Collection entries
[start]

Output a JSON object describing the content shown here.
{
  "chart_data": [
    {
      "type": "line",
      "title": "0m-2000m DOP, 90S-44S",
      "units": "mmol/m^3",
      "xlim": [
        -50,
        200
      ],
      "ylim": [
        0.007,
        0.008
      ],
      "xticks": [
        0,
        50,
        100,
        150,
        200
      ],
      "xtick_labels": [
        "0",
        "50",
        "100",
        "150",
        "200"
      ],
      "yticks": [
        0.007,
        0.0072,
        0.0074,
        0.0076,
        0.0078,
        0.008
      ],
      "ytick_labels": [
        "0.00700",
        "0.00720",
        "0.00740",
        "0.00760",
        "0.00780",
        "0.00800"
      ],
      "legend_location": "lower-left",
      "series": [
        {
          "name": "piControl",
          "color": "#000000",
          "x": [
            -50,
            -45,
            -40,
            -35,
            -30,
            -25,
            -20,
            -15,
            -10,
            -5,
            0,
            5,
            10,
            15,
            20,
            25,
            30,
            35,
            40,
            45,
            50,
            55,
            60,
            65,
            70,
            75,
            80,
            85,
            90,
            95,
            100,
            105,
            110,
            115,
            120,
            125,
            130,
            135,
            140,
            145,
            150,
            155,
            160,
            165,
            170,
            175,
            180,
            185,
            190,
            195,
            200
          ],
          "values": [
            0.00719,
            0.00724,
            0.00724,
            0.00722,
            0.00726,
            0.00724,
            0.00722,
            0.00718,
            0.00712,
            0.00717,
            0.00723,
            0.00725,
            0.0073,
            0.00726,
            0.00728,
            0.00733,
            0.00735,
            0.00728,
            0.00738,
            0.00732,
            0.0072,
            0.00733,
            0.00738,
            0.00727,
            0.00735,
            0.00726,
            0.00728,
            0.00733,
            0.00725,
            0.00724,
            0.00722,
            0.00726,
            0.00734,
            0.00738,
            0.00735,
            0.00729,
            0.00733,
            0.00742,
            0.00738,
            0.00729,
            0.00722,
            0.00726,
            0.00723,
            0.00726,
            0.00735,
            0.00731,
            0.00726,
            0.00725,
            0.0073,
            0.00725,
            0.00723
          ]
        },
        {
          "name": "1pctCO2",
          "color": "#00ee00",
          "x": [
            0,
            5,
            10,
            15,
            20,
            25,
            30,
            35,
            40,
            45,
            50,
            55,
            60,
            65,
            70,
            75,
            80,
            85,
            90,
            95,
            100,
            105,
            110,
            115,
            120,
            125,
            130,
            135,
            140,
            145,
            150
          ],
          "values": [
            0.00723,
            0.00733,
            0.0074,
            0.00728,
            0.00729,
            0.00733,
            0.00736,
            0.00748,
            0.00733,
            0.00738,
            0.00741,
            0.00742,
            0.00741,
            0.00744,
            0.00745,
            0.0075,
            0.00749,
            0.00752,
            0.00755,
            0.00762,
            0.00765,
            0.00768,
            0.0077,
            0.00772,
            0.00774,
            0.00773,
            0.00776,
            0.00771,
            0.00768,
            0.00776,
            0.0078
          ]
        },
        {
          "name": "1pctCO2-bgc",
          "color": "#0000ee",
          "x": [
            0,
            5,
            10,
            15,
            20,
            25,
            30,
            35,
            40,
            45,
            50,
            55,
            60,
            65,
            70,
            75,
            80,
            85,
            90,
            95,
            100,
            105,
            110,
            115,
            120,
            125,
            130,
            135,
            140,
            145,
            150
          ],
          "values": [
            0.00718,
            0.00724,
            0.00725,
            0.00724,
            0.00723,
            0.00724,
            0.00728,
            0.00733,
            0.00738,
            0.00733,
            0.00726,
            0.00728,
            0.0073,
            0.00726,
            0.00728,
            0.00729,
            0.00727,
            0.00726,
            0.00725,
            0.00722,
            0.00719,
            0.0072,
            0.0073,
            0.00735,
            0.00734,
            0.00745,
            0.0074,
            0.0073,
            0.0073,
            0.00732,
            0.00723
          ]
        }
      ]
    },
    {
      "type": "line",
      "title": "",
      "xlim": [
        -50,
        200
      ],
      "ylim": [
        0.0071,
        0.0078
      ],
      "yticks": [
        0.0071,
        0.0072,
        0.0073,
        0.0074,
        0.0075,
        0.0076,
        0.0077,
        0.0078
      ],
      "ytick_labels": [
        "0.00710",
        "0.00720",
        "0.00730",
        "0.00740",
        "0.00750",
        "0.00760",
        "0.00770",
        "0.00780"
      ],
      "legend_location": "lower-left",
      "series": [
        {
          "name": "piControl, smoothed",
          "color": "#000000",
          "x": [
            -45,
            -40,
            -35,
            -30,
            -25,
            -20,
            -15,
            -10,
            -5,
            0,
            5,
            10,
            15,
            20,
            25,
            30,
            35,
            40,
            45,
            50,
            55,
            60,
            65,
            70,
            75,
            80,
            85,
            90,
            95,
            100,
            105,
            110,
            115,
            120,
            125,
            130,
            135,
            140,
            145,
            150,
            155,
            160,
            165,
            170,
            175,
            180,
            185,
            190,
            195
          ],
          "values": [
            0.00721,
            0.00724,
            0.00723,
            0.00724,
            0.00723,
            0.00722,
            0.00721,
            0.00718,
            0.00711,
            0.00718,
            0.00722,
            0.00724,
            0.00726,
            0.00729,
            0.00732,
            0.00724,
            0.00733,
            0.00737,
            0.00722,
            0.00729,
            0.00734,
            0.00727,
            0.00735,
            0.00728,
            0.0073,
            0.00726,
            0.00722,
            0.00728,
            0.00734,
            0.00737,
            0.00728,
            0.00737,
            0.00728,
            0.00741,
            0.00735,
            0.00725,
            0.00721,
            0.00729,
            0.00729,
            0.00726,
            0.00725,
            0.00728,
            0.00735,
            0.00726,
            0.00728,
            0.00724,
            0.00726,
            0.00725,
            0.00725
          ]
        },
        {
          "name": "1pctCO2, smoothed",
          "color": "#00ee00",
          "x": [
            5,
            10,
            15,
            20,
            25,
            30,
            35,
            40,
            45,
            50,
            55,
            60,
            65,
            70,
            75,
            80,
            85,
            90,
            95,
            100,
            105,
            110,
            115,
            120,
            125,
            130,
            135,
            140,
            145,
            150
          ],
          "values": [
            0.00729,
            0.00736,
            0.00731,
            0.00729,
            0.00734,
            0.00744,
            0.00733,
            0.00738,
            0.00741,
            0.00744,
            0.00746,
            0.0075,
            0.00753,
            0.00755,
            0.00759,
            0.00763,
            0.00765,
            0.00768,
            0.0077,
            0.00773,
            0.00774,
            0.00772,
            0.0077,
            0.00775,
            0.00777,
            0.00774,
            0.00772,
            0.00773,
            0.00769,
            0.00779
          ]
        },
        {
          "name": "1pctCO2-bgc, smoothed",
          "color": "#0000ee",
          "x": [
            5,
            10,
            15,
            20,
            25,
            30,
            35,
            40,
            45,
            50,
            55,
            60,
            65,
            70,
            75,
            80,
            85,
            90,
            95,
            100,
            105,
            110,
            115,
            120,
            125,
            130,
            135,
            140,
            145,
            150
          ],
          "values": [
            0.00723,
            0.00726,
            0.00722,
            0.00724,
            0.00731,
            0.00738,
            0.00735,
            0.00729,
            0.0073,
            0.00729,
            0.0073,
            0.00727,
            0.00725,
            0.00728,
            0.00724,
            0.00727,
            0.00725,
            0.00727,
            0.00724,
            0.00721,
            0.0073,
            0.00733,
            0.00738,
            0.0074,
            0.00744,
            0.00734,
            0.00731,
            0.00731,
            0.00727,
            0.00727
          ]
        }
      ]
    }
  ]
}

[end]

### [WHAT YOU ARE ASKED TO DO]
Search the data above for the string "piControl" and return every line that has it.

### [COMPLETE RESPONSE]
          "name": "piControl",
          "name": "piControl, smoothed",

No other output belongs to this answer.